## Reading text:

********

Gygax himself confirmed that miniatures weren’t required in a Q&A session on ENWorld:
I don't usually employ miniatures in my RPG play. We ceased that when we moved from CHAINMAIL Fantasy to D&D. I have nothing against the use of miniatures, but they are generally impractical for long and free-wheeling campaign play where the scene and opponents can vary wildly in the course of but an hour. The GW folks use them a lot, but they are fighting set-piece battles as is usual with miniatures gaming. I don't believe that fantasy miniatures are good or bad for FRPGs in general. If the GM sets up gaming sessions based on their use, the resulting play is great from my standpoint. It is mainly a matter of having the painted figures and a big tabletop to play on.
So if the game didn’t actually require miniatures and Gygax didn’t use them, where did the idea of miniatures as a requirement happen? For that, we have to look to later editions.

Pleading the Fifth​

Jennifer Grouling Cover explains the complicated relationship gamers had with miniatures &D in The Creation of Narrative in Tabletop Role-Playing Games:
The lack of a visual element may make spatial immersion more difficult to achieve in D&D than in more visually oriented games; however, this type of immersion is still important to the game. Without the visual component to TRPGs, players may have difficulty picturing the exact setting that the DM lays out. Wizards of the Coast's market survey shows that in 2000, 56 percent of gaming groups used miniatures to solve this dilemma…Because D& D combat rules often offer suggestions as to what you can or cannot do at certain distances, these battle maps help players visualize the scene and decide on their actions…Even though some gamers may get more interested in the visual representation of space by painting and designing scenery such as miniature castles, these tools exist more for showing spatial relationships than for immersing players visually.
In essence, Third Edition rules that involved distances seemed to encourage grid-based combat and miniature use. But the rise of Fourth Edition formalized grid-based combat, which in turn required some sort of miniature representation. Joshua Aslan Smith summed it up on StackRPGExchange:
The whole of 4th edition ruleset by and large is devoted to the balance and intricacies of tactical, grid-based combat. There are exceptions, such as rules for skill challenges and other Role Play aspects of the game (vs. roll play). To both maximize the benefits of 4th edition and actually run it correctly you need to run combats on a grid of 1" squares. Every single player attack and ability is based around this precept.

********

## Problems to work on:
(A) Using the passage on miniatures, mark each statement yes or no and quote the deciding words: (i) Gygax stopped using miniatures when he moved from CHAINMAIL Fantasy to D&D. (ii) Gygax considers fantasy miniatures bad for FRPGs in general. (iii) Third Edition formalized grid-based combat.
(B) Answer these from the passage on miniatures:
(i) Where did Gygax's Q&A session take place?
(ii) What percentage of gaming groups used miniatures in 2000, according to the Wizards of the Coast market survey?
(iii) On what site did Joshua Aslan Smith sum up the Fourth Edition ruleset?

## Data extract:
********

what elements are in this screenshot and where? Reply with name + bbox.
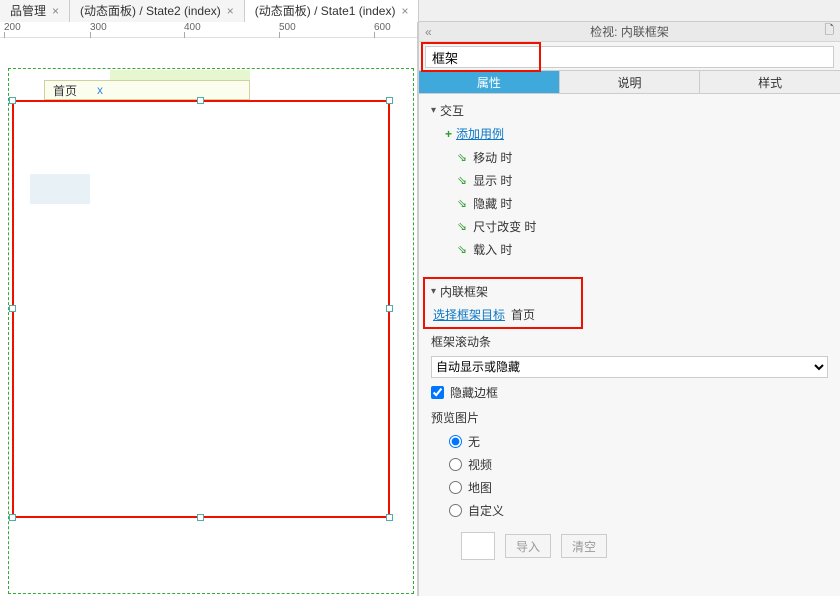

********

## Written responses:
(A)
(i) Yes: "We ceased that when we moved from CHAINMAIL Fantasy to D&D."
(ii) No: "I don't believe that fantasy miniatures are good or bad for FRPGs in general."
(iii) No: "But the rise of Fourth Edition formalized grid-based combat"

(B)
(i) ENWorld
(ii) 56 percent
(iii) StackRPGExchange